**Written task:** Give only the number of lines below that contain the word "grid".

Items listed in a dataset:
BEGIN
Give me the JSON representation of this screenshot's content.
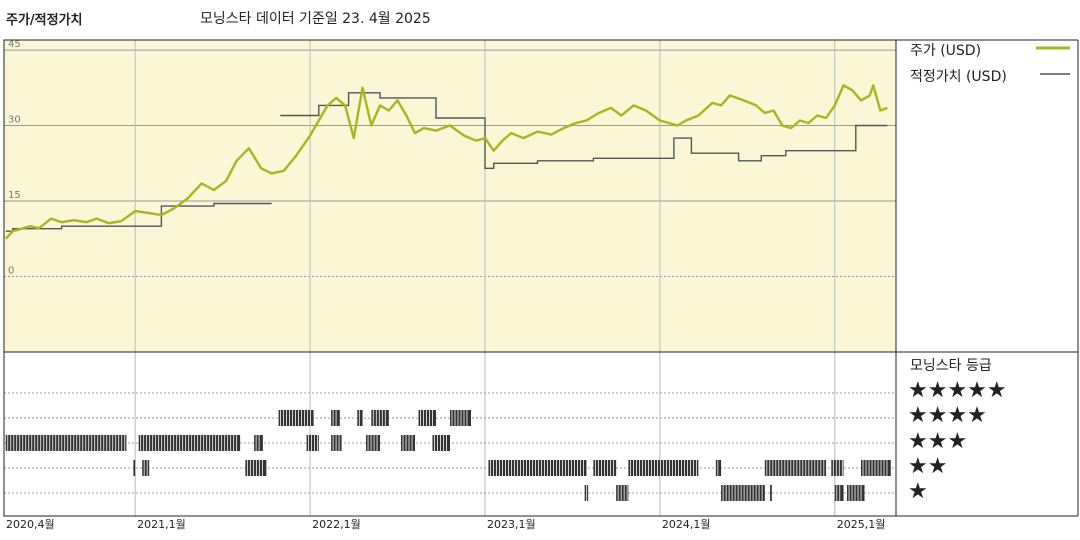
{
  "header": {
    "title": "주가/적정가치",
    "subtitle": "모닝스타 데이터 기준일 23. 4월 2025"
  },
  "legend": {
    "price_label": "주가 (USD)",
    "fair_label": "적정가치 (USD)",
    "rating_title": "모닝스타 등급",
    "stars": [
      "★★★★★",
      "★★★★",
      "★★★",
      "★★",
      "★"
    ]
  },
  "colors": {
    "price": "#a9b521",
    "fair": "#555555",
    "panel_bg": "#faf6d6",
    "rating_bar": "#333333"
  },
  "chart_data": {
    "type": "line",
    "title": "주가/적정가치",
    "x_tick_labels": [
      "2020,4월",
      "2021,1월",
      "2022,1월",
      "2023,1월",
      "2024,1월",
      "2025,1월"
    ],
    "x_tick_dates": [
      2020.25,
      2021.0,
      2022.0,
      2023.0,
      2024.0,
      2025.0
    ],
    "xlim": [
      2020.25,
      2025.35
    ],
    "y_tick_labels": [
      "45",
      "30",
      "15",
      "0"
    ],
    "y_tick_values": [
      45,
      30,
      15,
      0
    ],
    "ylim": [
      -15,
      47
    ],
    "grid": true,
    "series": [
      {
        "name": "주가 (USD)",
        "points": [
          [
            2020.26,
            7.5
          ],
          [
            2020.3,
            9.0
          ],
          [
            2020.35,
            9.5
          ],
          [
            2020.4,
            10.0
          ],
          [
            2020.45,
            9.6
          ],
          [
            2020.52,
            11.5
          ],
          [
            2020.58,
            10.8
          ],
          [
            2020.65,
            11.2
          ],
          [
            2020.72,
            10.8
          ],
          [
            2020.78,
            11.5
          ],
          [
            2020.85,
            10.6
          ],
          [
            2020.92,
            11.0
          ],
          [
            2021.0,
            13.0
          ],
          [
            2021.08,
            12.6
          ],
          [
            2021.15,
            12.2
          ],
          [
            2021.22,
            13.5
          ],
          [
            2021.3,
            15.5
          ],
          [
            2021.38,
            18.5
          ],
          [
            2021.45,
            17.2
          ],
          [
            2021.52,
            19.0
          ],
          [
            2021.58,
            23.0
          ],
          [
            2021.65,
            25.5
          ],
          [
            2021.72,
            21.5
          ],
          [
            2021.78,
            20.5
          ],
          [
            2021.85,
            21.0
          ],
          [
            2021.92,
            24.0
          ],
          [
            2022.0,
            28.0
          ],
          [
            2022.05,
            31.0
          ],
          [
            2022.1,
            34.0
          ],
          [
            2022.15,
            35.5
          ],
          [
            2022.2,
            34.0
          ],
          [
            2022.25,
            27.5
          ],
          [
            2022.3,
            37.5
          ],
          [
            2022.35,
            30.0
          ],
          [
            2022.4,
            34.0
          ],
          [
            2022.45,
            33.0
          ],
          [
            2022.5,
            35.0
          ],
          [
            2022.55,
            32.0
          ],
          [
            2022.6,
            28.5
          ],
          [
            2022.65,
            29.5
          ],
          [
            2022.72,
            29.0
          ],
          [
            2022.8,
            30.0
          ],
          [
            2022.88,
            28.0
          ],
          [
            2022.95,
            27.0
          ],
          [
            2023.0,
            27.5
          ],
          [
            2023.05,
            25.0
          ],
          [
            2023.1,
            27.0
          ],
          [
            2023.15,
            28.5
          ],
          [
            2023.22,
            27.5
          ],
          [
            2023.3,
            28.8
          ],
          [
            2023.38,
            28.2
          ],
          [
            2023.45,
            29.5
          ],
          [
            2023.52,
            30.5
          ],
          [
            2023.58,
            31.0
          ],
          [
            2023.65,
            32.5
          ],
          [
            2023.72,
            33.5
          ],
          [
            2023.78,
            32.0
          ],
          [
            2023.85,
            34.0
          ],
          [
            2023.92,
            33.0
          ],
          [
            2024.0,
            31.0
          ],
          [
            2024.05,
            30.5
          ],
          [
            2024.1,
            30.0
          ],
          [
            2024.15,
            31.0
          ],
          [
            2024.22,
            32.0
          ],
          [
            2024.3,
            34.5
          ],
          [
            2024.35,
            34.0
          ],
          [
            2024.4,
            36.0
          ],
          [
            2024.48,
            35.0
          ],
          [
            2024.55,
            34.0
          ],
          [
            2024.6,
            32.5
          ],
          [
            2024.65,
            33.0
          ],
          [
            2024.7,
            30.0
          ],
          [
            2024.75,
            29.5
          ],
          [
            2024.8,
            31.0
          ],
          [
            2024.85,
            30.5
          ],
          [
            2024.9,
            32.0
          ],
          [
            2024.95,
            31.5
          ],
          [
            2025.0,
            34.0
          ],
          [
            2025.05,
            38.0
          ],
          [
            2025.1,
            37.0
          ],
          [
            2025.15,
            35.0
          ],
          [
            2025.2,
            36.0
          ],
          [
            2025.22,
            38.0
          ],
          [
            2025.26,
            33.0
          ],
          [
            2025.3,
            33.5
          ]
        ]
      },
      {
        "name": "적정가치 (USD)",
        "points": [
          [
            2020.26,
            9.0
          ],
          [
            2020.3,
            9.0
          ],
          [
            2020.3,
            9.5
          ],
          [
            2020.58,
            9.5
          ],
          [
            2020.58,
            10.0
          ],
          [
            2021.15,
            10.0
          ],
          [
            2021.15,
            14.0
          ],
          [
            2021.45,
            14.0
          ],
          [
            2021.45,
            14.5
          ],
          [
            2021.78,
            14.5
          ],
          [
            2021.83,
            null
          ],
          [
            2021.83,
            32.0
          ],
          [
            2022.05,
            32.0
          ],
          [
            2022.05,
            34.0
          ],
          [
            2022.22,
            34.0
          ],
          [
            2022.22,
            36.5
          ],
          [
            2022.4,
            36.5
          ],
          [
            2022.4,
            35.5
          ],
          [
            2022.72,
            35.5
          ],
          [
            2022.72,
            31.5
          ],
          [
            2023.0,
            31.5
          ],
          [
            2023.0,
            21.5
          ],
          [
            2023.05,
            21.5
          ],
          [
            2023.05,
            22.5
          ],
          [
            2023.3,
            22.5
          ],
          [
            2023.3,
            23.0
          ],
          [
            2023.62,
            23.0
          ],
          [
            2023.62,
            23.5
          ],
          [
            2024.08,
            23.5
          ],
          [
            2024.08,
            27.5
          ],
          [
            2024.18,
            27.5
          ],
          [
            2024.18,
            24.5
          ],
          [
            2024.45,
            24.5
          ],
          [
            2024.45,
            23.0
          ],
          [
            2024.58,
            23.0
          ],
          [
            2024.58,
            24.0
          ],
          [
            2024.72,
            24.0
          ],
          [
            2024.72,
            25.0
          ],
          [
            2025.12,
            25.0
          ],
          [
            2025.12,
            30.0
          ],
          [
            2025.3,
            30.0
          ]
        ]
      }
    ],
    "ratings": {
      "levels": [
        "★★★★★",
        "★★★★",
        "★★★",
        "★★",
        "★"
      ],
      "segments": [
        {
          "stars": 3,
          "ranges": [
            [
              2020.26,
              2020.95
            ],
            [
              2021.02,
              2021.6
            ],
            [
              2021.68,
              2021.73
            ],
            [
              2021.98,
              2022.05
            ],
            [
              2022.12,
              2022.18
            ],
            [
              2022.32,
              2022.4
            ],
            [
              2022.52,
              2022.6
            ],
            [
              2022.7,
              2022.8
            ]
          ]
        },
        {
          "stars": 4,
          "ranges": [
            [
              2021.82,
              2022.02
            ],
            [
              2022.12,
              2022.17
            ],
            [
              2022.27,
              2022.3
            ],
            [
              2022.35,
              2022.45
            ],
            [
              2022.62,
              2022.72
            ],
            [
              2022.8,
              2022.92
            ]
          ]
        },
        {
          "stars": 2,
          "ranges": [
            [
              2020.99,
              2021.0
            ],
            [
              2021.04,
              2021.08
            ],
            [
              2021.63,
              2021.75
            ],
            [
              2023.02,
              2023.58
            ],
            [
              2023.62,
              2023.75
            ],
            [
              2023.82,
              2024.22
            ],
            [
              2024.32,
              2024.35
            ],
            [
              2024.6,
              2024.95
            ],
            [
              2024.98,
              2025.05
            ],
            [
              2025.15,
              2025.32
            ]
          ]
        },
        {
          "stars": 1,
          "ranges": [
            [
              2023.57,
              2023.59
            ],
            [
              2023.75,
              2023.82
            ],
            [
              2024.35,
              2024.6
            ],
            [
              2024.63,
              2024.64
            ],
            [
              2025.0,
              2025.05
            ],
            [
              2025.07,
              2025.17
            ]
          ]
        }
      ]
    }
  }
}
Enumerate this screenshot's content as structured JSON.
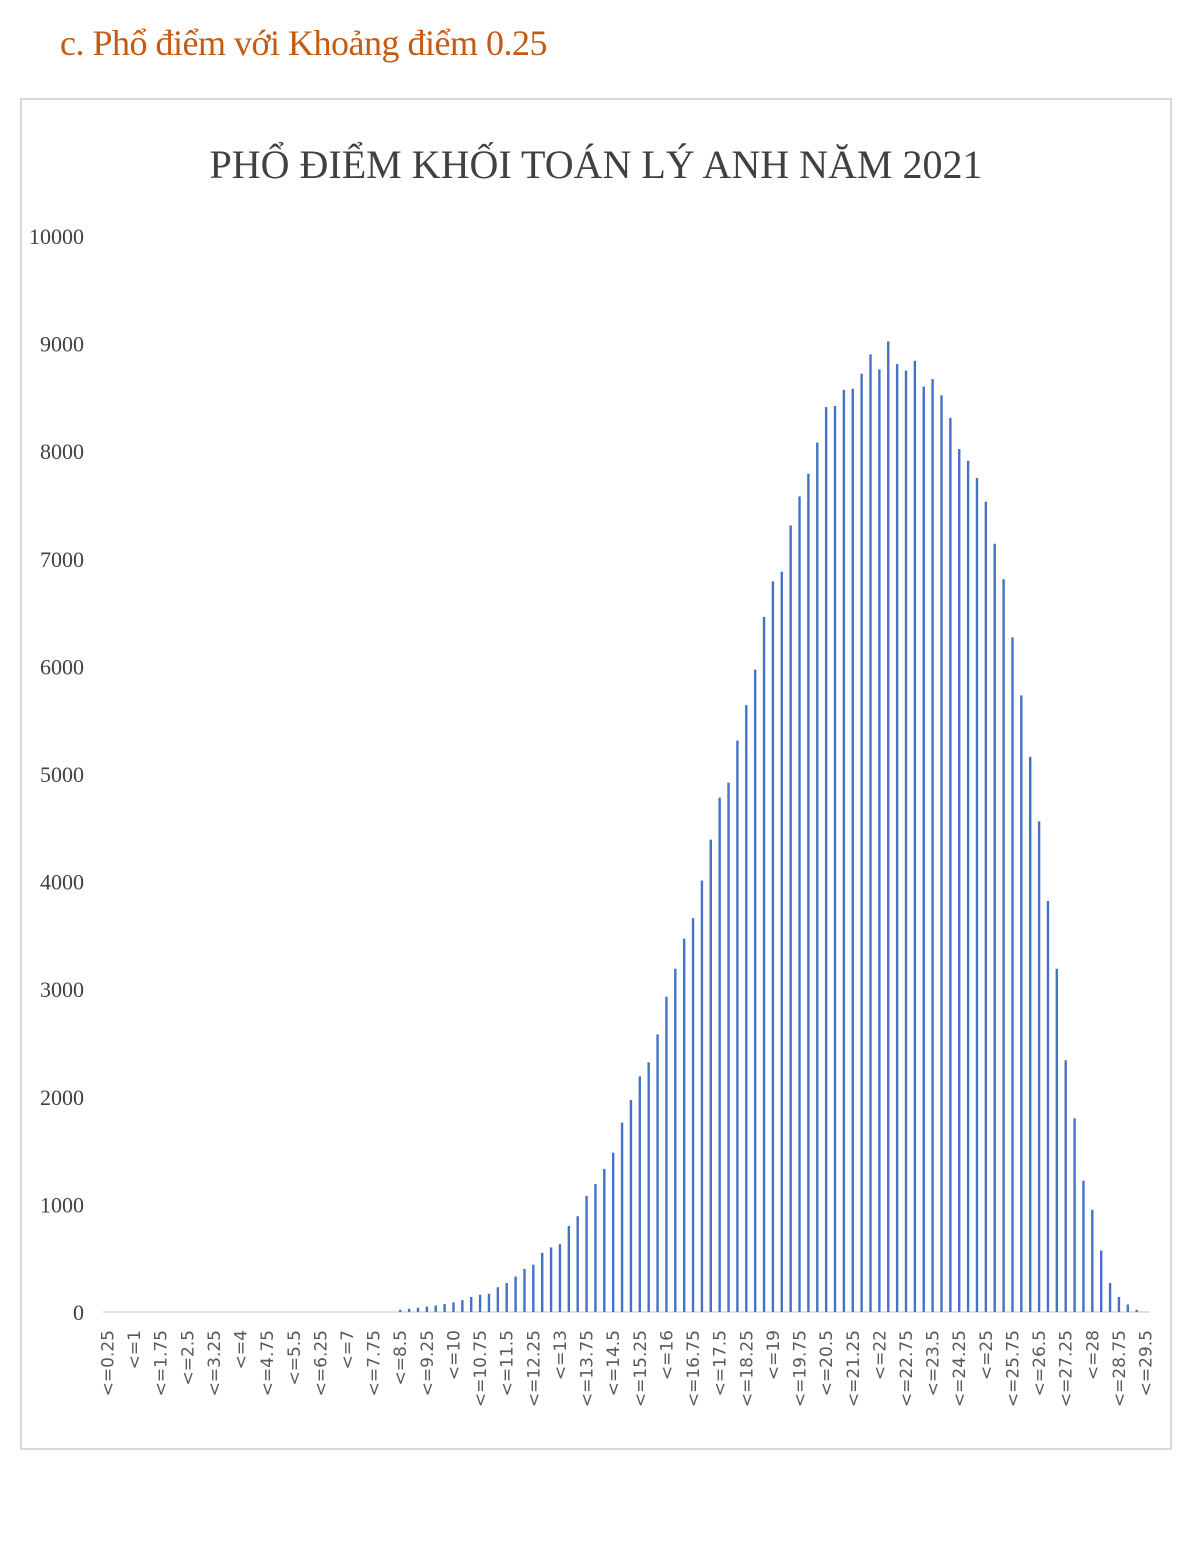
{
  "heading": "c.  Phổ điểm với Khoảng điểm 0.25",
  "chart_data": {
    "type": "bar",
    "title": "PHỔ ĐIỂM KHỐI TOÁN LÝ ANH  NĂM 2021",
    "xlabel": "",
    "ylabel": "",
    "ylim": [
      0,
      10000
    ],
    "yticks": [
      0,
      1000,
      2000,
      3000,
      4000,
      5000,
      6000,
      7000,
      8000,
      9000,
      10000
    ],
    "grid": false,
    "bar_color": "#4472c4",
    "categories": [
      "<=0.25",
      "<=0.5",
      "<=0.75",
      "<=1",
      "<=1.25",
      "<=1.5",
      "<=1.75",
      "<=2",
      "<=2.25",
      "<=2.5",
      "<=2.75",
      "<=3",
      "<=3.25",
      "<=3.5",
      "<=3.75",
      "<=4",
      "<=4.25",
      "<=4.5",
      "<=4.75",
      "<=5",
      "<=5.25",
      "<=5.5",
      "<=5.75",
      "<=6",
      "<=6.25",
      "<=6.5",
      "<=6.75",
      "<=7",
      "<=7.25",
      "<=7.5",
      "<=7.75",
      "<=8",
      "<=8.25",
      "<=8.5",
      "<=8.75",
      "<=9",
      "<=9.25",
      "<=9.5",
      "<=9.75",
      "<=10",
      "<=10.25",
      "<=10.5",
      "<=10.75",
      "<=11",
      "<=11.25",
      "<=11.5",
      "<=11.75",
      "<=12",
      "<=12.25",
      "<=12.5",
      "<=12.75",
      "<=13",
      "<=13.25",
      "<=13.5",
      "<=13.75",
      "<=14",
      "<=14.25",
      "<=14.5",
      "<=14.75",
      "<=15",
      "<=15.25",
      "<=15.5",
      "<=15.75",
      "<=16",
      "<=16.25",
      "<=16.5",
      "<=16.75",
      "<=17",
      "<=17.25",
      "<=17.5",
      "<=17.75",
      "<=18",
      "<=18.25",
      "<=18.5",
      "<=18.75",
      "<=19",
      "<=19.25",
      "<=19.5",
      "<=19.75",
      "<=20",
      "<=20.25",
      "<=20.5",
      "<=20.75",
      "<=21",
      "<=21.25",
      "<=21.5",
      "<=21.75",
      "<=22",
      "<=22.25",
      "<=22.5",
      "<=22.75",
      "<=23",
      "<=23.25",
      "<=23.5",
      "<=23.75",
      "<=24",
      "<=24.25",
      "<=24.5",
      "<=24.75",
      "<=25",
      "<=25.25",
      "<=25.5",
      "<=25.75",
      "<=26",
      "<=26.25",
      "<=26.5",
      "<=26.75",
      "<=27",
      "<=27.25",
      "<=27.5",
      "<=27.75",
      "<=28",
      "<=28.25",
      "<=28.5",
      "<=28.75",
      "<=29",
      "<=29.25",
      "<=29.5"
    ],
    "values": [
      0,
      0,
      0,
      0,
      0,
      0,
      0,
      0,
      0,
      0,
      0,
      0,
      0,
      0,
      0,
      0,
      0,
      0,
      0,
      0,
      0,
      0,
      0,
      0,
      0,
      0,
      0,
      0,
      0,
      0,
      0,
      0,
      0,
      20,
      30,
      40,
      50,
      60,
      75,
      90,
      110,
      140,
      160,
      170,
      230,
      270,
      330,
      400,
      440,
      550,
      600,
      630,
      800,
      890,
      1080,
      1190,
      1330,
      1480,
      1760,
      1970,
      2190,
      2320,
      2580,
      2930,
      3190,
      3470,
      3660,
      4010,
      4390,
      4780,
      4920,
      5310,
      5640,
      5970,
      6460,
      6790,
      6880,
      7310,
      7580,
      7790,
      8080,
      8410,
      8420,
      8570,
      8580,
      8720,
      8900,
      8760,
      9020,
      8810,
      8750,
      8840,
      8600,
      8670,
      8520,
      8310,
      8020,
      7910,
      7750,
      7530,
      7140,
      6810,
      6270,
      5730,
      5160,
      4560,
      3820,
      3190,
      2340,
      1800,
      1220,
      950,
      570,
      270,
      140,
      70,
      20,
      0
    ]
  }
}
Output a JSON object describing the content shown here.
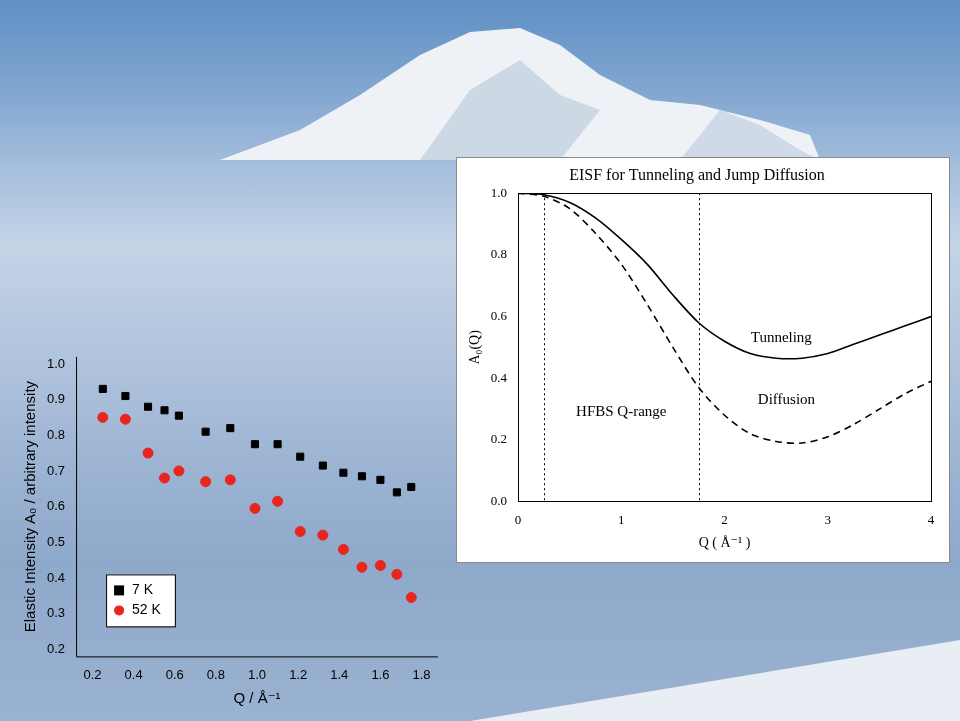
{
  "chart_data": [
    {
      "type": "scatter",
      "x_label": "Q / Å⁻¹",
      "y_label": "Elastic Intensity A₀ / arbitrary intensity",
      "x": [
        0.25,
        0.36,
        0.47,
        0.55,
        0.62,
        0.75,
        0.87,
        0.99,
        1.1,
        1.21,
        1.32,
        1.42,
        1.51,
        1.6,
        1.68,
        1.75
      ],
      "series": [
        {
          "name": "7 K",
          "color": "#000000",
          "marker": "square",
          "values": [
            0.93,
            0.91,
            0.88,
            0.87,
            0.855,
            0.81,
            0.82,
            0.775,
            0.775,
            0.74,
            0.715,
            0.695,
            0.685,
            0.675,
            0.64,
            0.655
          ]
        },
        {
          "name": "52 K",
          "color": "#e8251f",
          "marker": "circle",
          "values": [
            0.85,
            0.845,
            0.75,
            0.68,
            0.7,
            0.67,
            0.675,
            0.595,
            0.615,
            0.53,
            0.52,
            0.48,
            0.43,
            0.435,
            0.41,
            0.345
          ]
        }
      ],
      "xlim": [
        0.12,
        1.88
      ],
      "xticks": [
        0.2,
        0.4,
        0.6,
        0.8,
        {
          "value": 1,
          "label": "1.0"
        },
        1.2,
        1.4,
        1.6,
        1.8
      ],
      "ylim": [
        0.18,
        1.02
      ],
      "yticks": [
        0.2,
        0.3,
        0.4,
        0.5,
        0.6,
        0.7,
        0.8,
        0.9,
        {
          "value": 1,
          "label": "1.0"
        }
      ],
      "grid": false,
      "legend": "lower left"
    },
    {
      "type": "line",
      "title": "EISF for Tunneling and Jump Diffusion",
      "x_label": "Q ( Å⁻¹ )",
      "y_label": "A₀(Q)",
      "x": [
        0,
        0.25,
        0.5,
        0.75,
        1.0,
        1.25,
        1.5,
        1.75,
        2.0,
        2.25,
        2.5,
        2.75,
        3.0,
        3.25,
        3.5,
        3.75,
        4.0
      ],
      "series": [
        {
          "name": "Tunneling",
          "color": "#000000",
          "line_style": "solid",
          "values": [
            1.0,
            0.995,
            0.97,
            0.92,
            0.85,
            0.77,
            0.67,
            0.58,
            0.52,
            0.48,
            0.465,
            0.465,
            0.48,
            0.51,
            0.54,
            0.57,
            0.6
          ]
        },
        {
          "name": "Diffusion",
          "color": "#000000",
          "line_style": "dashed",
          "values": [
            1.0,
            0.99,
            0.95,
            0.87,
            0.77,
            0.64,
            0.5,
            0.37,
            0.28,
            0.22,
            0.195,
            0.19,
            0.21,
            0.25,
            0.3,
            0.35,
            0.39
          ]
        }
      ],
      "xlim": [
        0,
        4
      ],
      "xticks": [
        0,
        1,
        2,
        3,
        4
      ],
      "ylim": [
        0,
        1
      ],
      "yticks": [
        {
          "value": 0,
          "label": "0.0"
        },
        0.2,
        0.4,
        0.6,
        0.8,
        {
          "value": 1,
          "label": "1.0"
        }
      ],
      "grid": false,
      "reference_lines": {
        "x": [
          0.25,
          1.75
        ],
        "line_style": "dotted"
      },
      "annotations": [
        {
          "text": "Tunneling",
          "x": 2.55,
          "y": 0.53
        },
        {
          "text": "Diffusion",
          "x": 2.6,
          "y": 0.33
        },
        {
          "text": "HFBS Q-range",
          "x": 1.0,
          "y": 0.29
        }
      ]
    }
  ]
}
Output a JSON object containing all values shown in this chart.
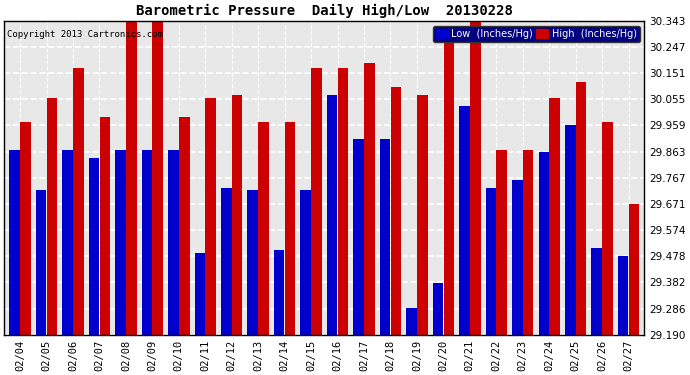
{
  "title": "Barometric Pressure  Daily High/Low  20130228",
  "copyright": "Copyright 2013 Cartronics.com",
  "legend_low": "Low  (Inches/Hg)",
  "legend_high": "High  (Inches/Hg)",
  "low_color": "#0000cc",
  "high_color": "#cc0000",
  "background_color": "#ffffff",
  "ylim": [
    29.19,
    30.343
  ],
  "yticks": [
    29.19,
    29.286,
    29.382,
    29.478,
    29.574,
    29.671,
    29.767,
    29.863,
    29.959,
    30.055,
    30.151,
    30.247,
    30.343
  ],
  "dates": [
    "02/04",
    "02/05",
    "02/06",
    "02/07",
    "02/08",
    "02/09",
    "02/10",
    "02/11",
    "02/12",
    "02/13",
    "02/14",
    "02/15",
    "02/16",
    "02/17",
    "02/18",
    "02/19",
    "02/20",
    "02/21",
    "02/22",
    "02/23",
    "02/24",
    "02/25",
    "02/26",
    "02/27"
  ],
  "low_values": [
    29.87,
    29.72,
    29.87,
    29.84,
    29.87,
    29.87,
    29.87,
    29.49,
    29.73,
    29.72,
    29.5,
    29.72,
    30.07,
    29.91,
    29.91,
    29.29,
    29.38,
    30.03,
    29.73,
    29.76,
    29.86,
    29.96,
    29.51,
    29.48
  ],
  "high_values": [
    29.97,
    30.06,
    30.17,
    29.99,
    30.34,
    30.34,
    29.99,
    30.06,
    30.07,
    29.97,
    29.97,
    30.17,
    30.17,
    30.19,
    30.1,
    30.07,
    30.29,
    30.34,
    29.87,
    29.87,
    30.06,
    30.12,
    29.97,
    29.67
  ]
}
END
**Result for this task:** 4